YOUR OBJECTIVE
Keep only the lines where "cuisines" appears.

SUPPLIED RECORDS
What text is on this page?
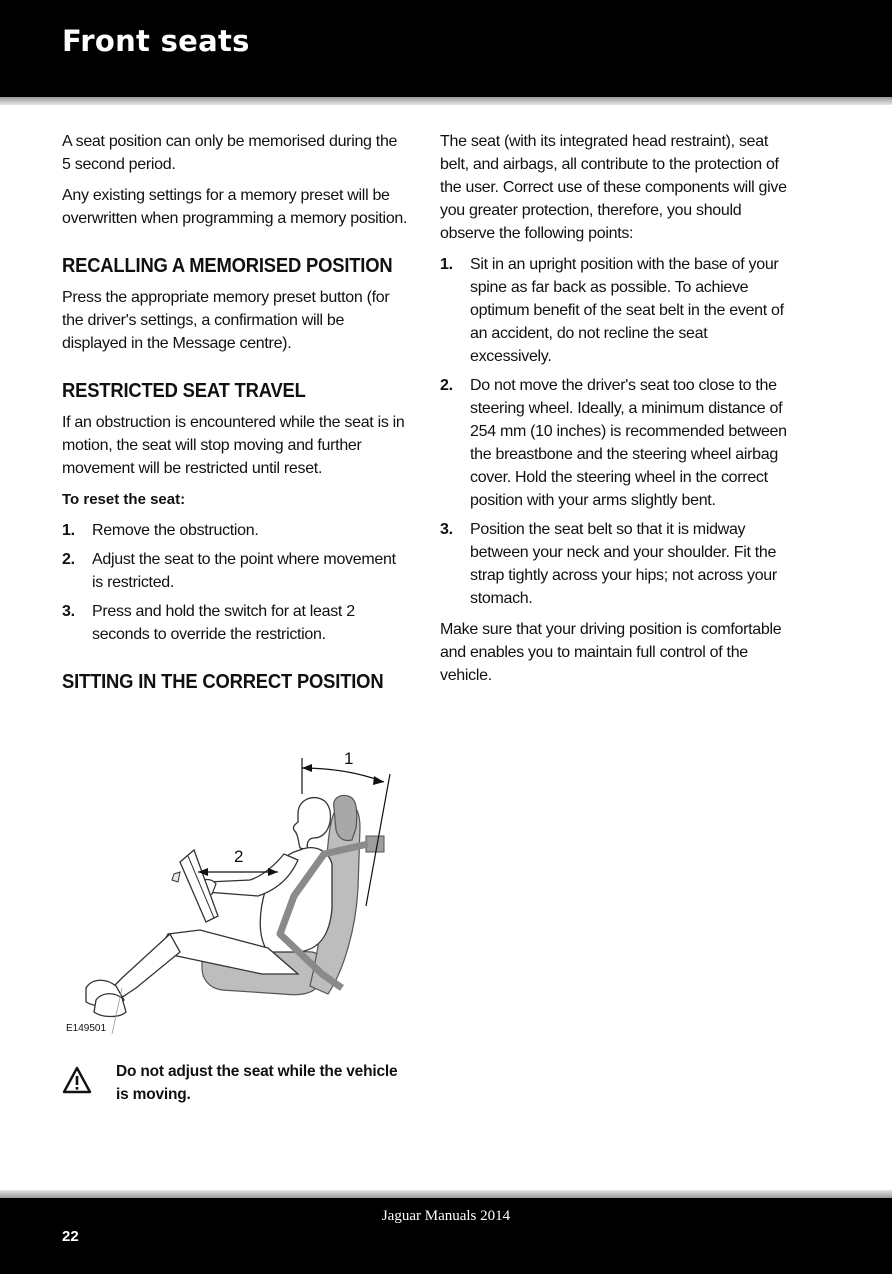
Front seats

A seat position can only be memorised during the 5 second period.

Any existing settings for a memory preset will be overwritten when programming a memory position.

RECALLING A MEMORISED POSITION

Press the appropriate memory preset button (for the driver's settings, a confirmation will be displayed in the Message centre).

RESTRICTED SEAT TRAVEL

If an obstruction is encountered while the seat is in motion, the seat will stop moving and further movement will be restricted until reset.

To reset the seat:
1. Remove the obstruction.
2. Adjust the seat to the point where movement is restricted.
3. Press and hold the switch for at least 2 seconds to override the restriction.
SITTING IN THE CORRECT POSITION
1
2
E149501
Do not adjust the seat while the vehicle is moving.

The seat (with its integrated head restraint), seat belt, and airbags, all contribute to the protection of the user. Correct use of these components will give you greater protection, therefore, you should observe the following points:

1. Sit in an upright position with the base of your spine as far back as possible. To achieve optimum benefit of the seat belt in the event of an accident, do not recline the seat excessively.
2. Do not move the driver's seat too close to the steering wheel. Ideally, a minimum distance of 254 mm (10 inches) is recommended between the breastbone and the steering wheel airbag cover. Hold the steering wheel in the correct position with your arms slightly bent.
3. Position the seat belt so that it is midway between your neck and your shoulder. Fit the strap tightly across your hips; not across your stomach.

Make sure that your driving position is comfortable and enables you to maintain full control of the vehicle.

Jaguar Manuals 2014
22
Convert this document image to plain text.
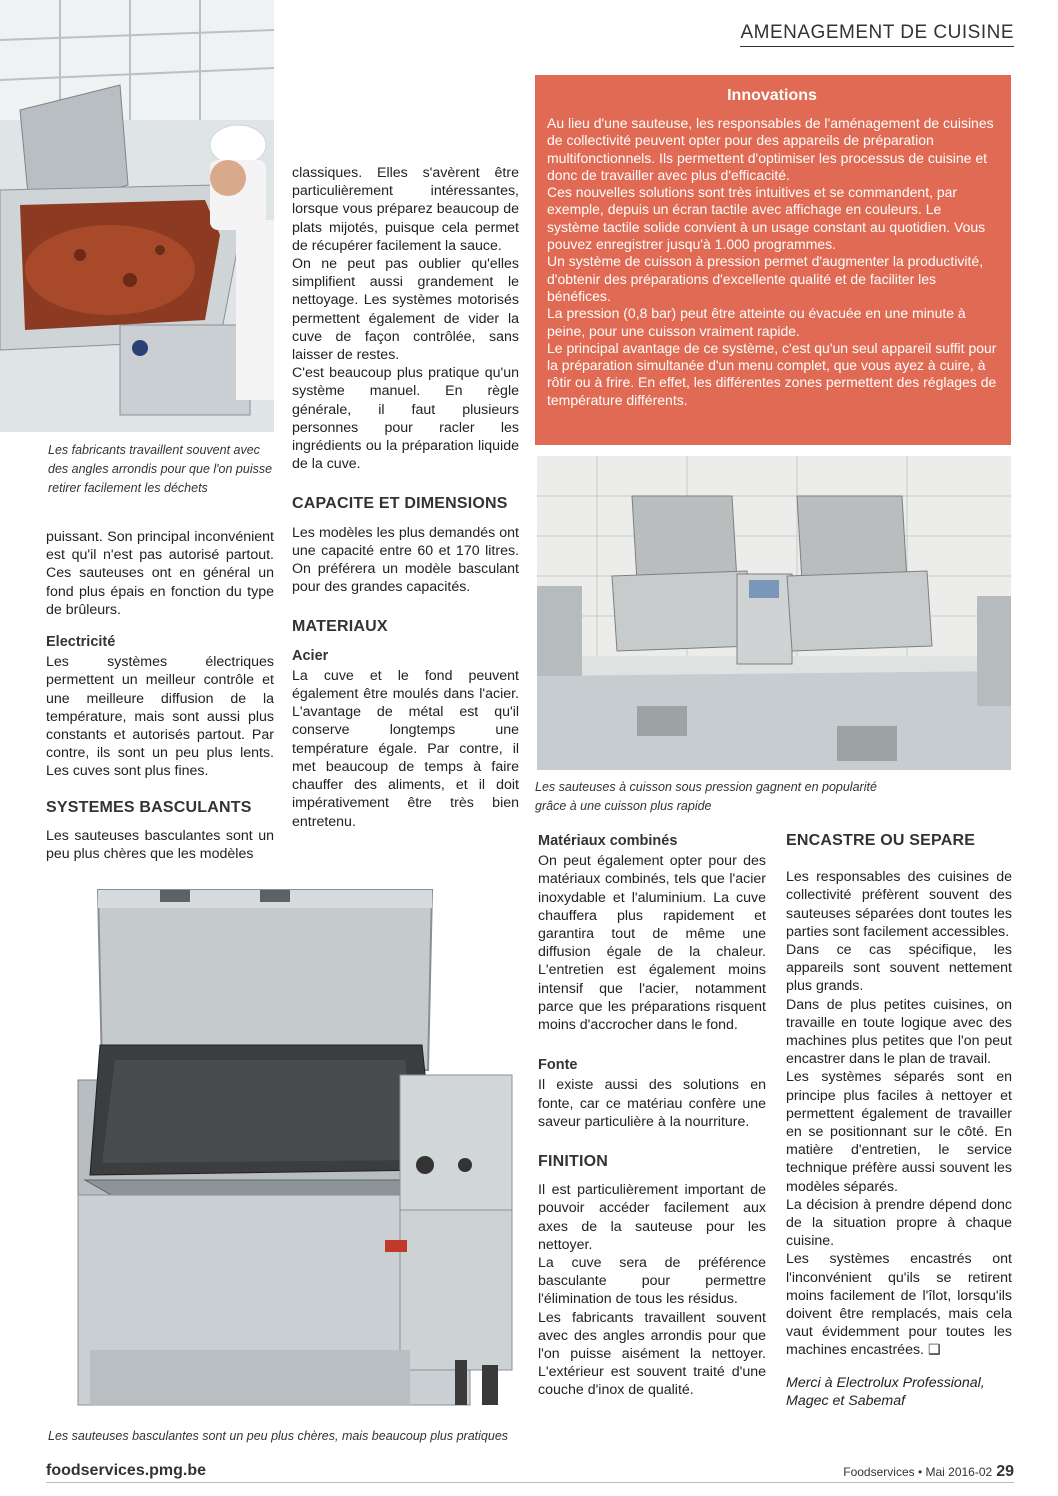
AMENAGEMENT DE CUISINE
Les fabricants travaillent souvent avec des angles arrondis pour que l'on puisse retirer facilement les déchets

puissant. Son principal inconvénient est qu'il n'est pas autorisé partout. Ces sauteuses ont en général un fond plus épais en fonction du type de brûleurs.

Electricité

Les systèmes électriques permettent un meilleur contrôle et une meilleure diffusion de la température, mais sont aussi plus constants et autorisés partout. Par contre, ils sont un peu plus lents. Les cuves sont plus fines.

SYSTEMES BASCULANTS

Les sauteuses basculantes sont un peu plus chères que les modèles

classiques. Elles s'avèrent être particulièrement intéressantes, lorsque vous préparez beaucoup de plats mijotés, puisque cela permet de récupérer facilement la sauce.

On ne peut pas oublier qu'elles simplifient aussi grandement le nettoyage. Les systèmes motorisés permettent également de vider la cuve de façon contrôlée, sans laisser de restes.

C'est beaucoup plus pratique qu'un système manuel. En règle générale, il faut plusieurs personnes pour racler les ingrédients ou la préparation liquide de la cuve.

CAPACITE ET DIMENSIONS

Les modèles les plus demandés ont une capacité entre 60 et 170 litres. On préférera un modèle basculant pour des grandes capacités.

MATERIAUX
Acier

La cuve et le fond peuvent également être moulés dans l'acier. L'avantage de métal est qu'il conserve longtemps une température égale. Par contre, il met beaucoup de temps à faire chauffer des aliments, et il doit impérativement être très bien entretenu.

Innovations

Au lieu d'une sauteuse, les responsables de l'aménagement de cuisines de collectivité peuvent opter pour des appareils de préparation multifonctionnels. Ils permettent d'optimiser les processus de cuisine et donc de travailler avec plus d'efficacité.

Ces nouvelles solutions sont très intuitives et se commandent, par exemple, depuis un écran tactile avec affichage en couleurs. Le système tactile solide convient à un usage constant au quotidien. Vous pouvez enregistrer jusqu'à 1.000 programmes.

Un système de cuisson à pression permet d'augmenter la productivité, d'obtenir des préparations d'excellente qualité et de faciliter les bénéfices.

La pression (0,8 bar) peut être atteinte ou évacuée en une minute à peine, pour une cuisson vraiment rapide.

Le principal avantage de ce système, c'est qu'un seul appareil suffit pour la préparation simultanée d'un menu complet, que vous ayez à cuire, à rôtir ou à frire. En effet, les différentes zones permettent des réglages de température différents.

Les sauteuses à cuisson sous pression gagnent en popularité grâce à une cuisson plus rapide
Les sauteuses basculantes sont un peu plus chères, mais beaucoup plus pratiques
Matériaux combinés

On peut également opter pour des matériaux combinés, tels que l'acier inoxydable et l'aluminium. La cuve chauffera plus rapidement et garantira tout de même une diffusion égale de la chaleur. L'entretien est également moins intensif que l'acier, notamment parce que les préparations risquent moins d'accrocher dans le fond.

Fonte

Il existe aussi des solutions en fonte, car ce matériau confère une saveur particulière à la nourriture.

FINITION

Il est particulièrement important de pouvoir accéder facilement aux axes de la sauteuse pour les nettoyer.

La cuve sera de préférence basculante pour permettre l'élimination de tous les résidus.

Les fabricants travaillent souvent avec des angles arrondis pour que l'on puisse aisément la nettoyer. L'extérieur est souvent traité d'une couche d'inox de qualité.

ENCASTRE OU SEPARE

Les responsables des cuisines de collectivité préfèrent souvent des sauteuses séparées dont toutes les parties sont facilement accessibles.

Dans ce cas spécifique, les appareils sont souvent nettement plus grands.

Dans de plus petites cuisines, on travaille en toute logique avec des machines plus petites que l'on peut encastrer dans le plan de travail.

Les systèmes séparés sont en principe plus faciles à nettoyer et permettent également de travailler en se positionnant sur le côté. En matière d'entretien, le service technique préfère aussi souvent les modèles séparés.

La décision à prendre dépend donc de la situation propre à chaque cuisine.

Les systèmes encastrés ont l'inconvénient qu'ils se retirent moins facilement de l'îlot, lorsqu'ils doivent être remplacés, mais cela vaut évidemment pour toutes les machines encastrées. ❑

Merci à Electrolux Professional, Magec et Sabemaf

foodservices.pmg.be	Foodservices • Mai 2016-02 29
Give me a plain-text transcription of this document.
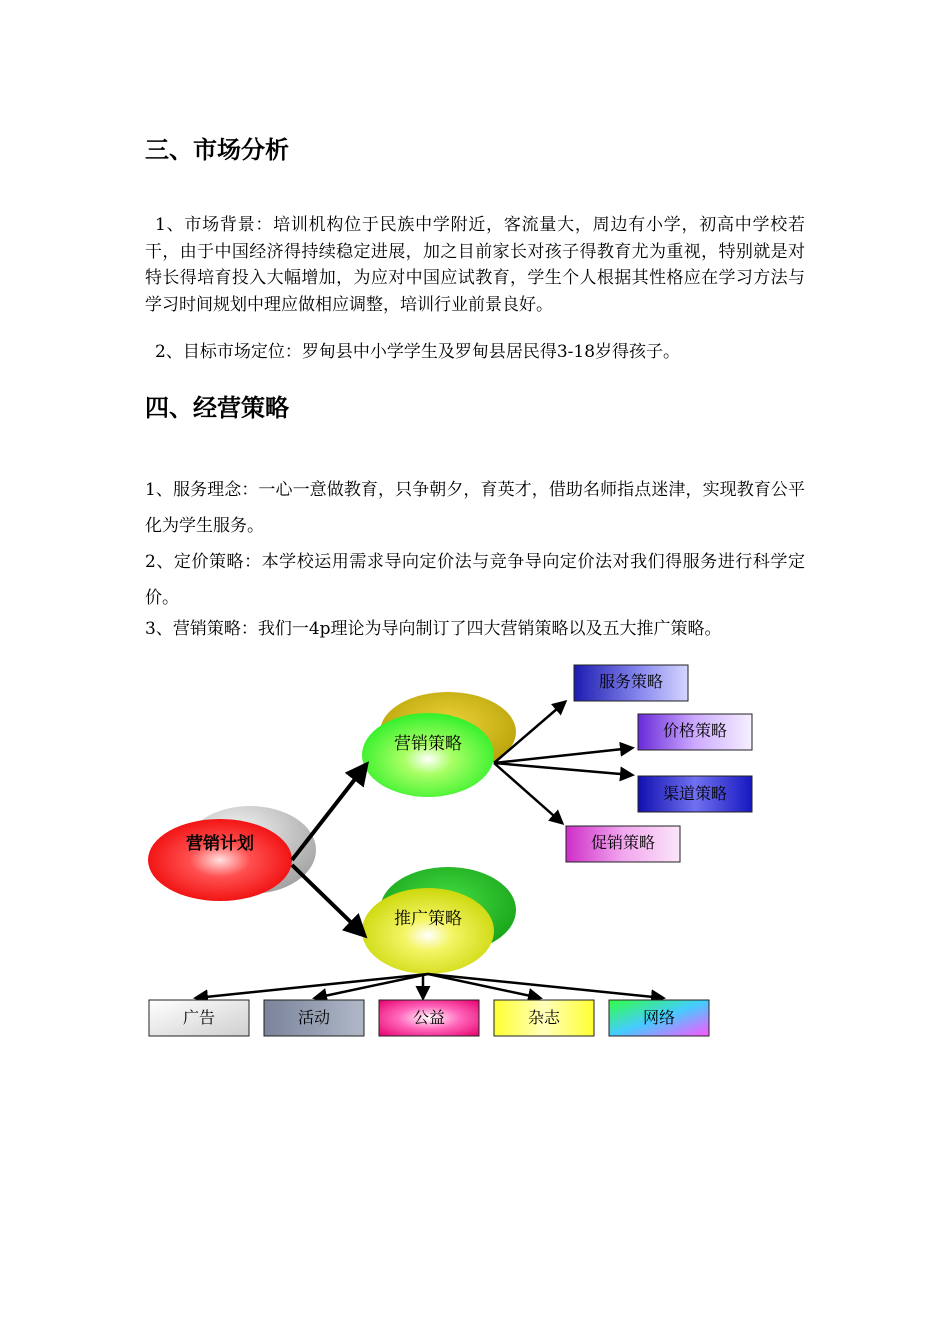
三、市场分析

1、市场背景：培训机构位于民族中学附近，客流量大，周边有小学，初高中学校若干，由于中国经济得持续稳定进展，加之目前家长对孩子得教育尤为重视，特别就是对特长得培育投入大幅增加，为应对中国应试教育，学生个人根据其性格应在学习方法与学习时间规划中理应做相应调整，培训行业前景良好。

2、目标市场定位：罗甸县中小学学生及罗甸县居民得3-18岁得孩子。

四、经营策略

1、服务理念：一心一意做教育，只争朝夕，育英才，借助名师指点迷津，实现教育公平化为学生服务。

2、定价策略：本学校运用需求导向定价法与竞争导向定价法对我们得服务进行科学定价。

3、营销策略：我们一4p理论为导向制订了四大营销策略以及五大推广策略。

营销计划
营销策略
推广策略
服务策略
价格策略
渠道策略
促销策略
广告	活动	公益	杂志	网络
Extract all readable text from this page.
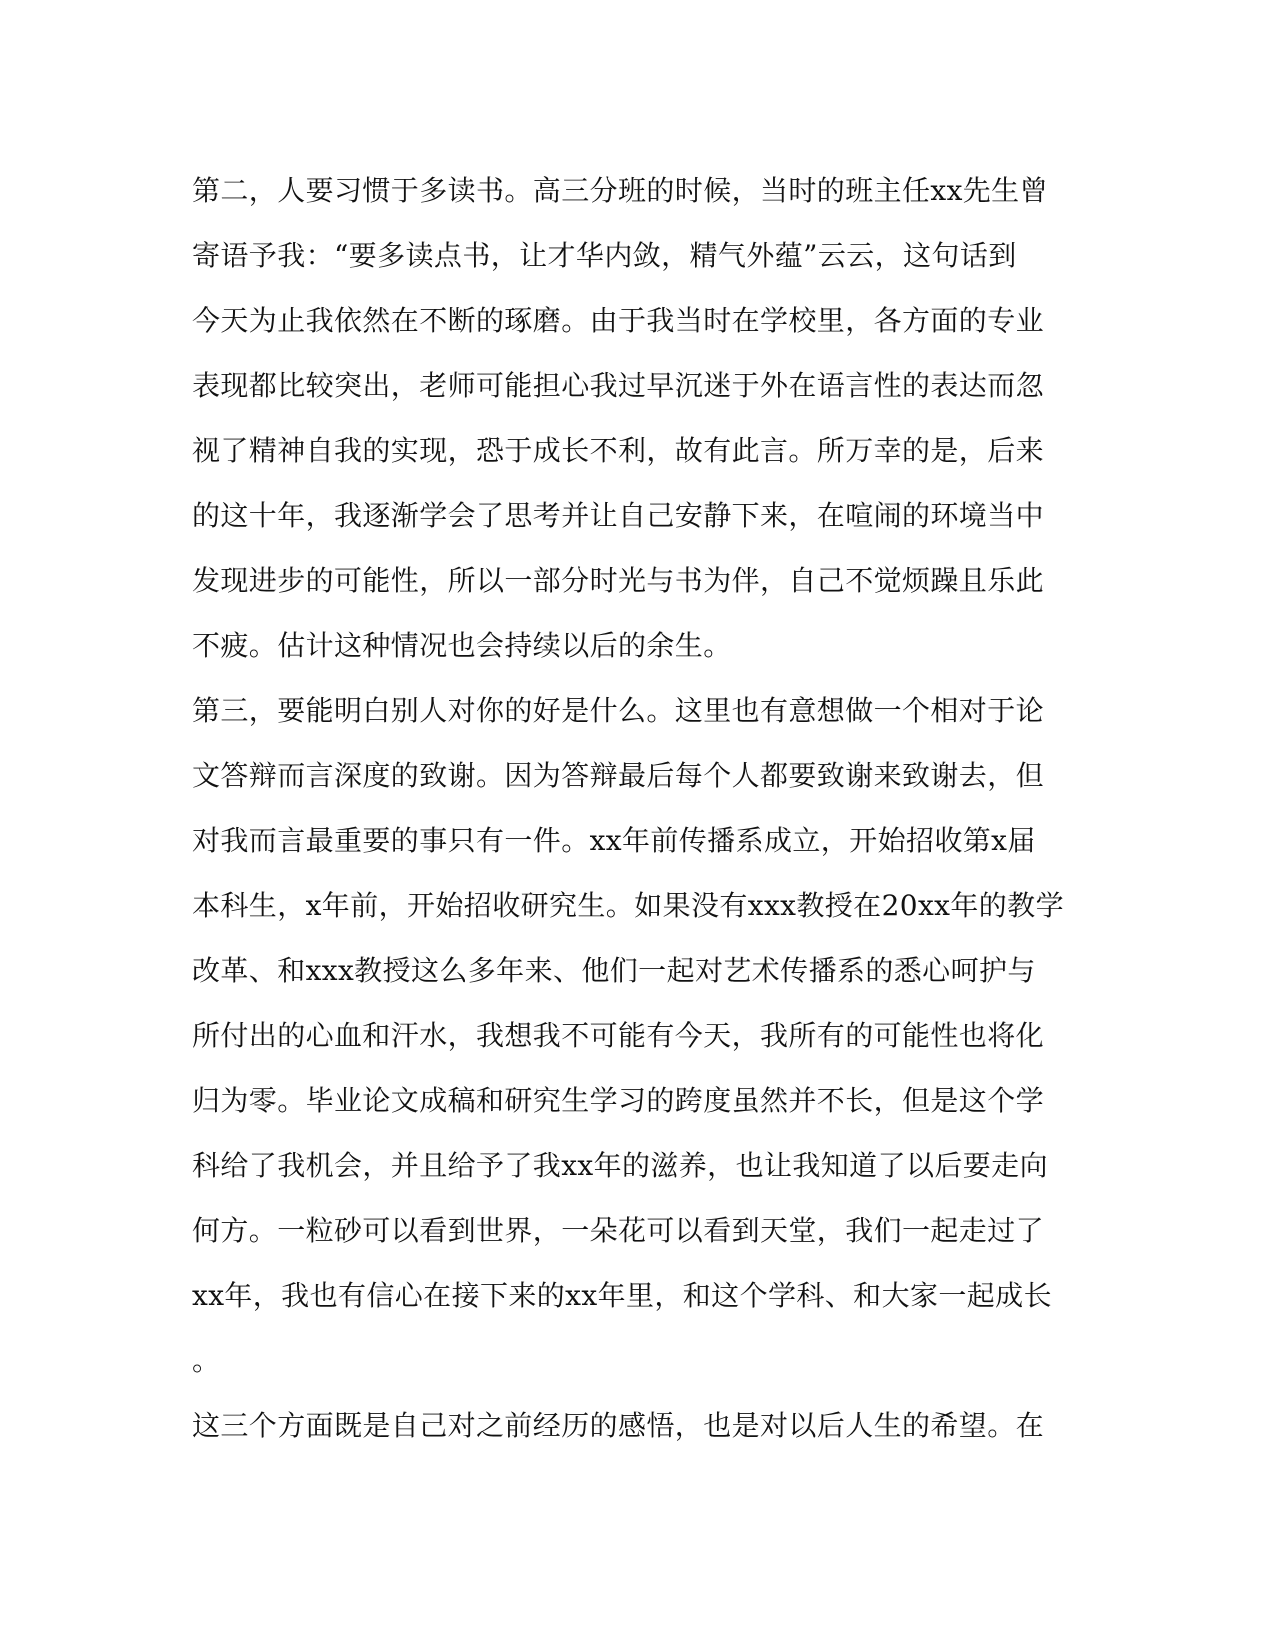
第二，人要习惯于多读书。高三分班的时候，当时的班主任xx先生曾
寄语予我：“要多读点书，让才华内敛，精气外蕴”云云，这句话到
今天为止我依然在不断的琢磨。由于我当时在学校里，各方面的专业
表现都比较突出，老师可能担心我过早沉迷于外在语言性的表达而忽
视了精神自我的实现，恐于成长不利，故有此言。所万幸的是，后来
的这十年，我逐渐学会了思考并让自己安静下来，在喧闹的环境当中
发现进步的可能性，所以一部分时光与书为伴，自己不觉烦躁且乐此
不疲。估计这种情况也会持续以后的余生。
第三，要能明白别人对你的好是什么。这里也有意想做一个相对于论
文答辩而言深度的致谢。因为答辩最后每个人都要致谢来致谢去，但
对我而言最重要的事只有一件。xx年前传播系成立，开始招收第x届
本科生，x年前，开始招收研究生。如果没有xxx教授在20xx年的教学
改革、和xxx教授这么多年来、他们一起对艺术传播系的悉心呵护与
所付出的心血和汗水，我想我不可能有今天，我所有的可能性也将化
归为零。毕业论文成稿和研究生学习的跨度虽然并不长，但是这个学
科给了我机会，并且给予了我xx年的滋养，也让我知道了以后要走向
何方。一粒砂可以看到世界，一朵花可以看到天堂，我们一起走过了
xx年，我也有信心在接下来的xx年里，和这个学科、和大家一起成长
。
这三个方面既是自己对之前经历的感悟，也是对以后人生的希望。在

CORRECT OUTPUT
Au lieu d'une sauteuse, les responsables de l'aménagement de cuisines de collectivité peuvent opter pour des appareils de préparation multifonctionnels. Ils permettent d'optimiser les processus de cuisine et donc de travailler avec plus d'efficacité.
Les responsables des cuisines de collectivité préfèrent souvent des sauteuses séparées dont toutes les parties sont facilement accessibles.
Dans de plus petites cuisines, on travaille en toute logique avec des machines plus petites que l'on peut encastrer dans le plan de travail.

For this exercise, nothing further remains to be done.